** Exercise task **
Copy every line of the records below where the word "wave" occurs.

──────── Available records ────────

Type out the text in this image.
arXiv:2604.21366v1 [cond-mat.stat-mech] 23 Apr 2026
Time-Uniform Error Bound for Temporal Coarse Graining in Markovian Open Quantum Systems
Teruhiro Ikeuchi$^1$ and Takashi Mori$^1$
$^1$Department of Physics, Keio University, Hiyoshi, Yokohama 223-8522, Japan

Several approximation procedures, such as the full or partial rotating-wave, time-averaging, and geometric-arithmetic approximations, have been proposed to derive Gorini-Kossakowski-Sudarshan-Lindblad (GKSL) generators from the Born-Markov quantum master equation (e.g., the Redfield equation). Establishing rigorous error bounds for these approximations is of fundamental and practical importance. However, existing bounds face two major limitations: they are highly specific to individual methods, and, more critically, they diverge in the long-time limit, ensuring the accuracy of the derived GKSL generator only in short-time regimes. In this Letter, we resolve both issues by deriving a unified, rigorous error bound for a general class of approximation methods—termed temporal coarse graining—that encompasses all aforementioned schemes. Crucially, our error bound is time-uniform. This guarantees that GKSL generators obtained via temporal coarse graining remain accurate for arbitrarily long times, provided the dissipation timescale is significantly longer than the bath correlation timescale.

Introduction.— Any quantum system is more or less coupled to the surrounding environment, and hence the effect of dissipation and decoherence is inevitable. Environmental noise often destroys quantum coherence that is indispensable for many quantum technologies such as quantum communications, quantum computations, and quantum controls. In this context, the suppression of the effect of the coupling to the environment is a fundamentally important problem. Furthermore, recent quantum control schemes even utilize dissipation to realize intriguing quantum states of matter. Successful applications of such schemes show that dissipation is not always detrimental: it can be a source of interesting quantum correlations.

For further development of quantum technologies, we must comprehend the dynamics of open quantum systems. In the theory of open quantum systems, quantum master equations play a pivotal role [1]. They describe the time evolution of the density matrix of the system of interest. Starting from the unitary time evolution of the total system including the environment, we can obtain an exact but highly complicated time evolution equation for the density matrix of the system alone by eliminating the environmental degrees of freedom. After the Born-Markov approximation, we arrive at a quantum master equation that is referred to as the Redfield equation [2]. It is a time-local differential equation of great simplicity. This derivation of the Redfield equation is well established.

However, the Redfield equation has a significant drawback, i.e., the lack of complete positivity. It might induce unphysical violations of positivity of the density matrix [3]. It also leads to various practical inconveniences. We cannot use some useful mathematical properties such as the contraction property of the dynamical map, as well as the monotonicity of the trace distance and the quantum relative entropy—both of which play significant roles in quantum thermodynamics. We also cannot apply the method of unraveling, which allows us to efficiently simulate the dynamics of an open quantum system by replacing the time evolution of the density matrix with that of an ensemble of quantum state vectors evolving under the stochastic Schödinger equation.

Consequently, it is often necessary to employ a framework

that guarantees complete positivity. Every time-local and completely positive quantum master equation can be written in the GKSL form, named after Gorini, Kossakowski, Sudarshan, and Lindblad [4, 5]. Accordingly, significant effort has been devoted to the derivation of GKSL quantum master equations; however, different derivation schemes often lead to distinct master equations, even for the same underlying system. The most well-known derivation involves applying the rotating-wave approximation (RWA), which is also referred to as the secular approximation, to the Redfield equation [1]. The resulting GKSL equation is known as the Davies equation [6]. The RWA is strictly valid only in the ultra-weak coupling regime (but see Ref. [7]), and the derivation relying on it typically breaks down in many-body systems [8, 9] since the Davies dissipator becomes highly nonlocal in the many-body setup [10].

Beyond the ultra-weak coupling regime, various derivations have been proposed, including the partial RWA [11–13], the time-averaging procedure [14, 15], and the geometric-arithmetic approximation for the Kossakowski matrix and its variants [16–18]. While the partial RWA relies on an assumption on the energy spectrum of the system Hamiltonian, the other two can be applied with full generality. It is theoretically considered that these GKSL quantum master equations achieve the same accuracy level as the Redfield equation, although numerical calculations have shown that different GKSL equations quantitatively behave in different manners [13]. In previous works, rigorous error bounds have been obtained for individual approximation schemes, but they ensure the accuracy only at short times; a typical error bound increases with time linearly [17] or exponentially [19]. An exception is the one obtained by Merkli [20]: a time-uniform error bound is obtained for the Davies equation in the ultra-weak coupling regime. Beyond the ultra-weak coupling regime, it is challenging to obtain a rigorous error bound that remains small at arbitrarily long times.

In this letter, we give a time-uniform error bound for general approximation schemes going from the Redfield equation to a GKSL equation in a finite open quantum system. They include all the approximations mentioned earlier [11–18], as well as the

────────

** The completed task **
Several approximation procedures, such as the full or partial rotating-wave, time-averaging, and geometric-arithmetic approximations, have been proposed to derive Gorini-Kossakowski-Sudarshan-Lindblad (GKSL) generators from the Born-Markov quantum master equation (e.g., the Redfield equation). Establishing rigorous error bounds for these approximations is of fundamental and practical importance. However, existing bounds face two major limitations: they are highly specific to individual methods, and, more critically, they diverge in the long-time limit, ensuring the accuracy of the derived GKSL generator only in short-time regimes. In this Letter, we resolve both issues by deriving a unified, rigorous error bound for a general class of approximation methods—termed temporal coarse graining—that encompasses all aforementioned schemes. Crucially, our error bound is time-uniform. This guarantees that GKSL generators obtained via temporal coarse graining remain accurate for arbitrarily long times, provided the dissipation timescale is significantly longer than the bath correlation timescale.
that guarantees complete positivity. Every time-local and completely positive quantum master equation can be written in the GKSL form, named after Gorini, Kossakowski, Sudarshan, and Lindblad [4, 5]. Accordingly, significant effort has been devoted to the derivation of GKSL quantum master equations; however, different derivation schemes often lead to distinct master equations, even for the same underlying system. The most well-known derivation involves applying the rotating-wave approximation (RWA), which is also referred to as the secular approximation, to the Redfield equation [1]. The resulting GKSL equation is known as the Davies equation [6]. The RWA is strictly valid only in the ultra-weak coupling regime (but see Ref. [7]), and the derivation relying on it typically breaks down in many-body systems [8, 9] since the Davies dissipator becomes highly nonlocal in the many-body setup [10].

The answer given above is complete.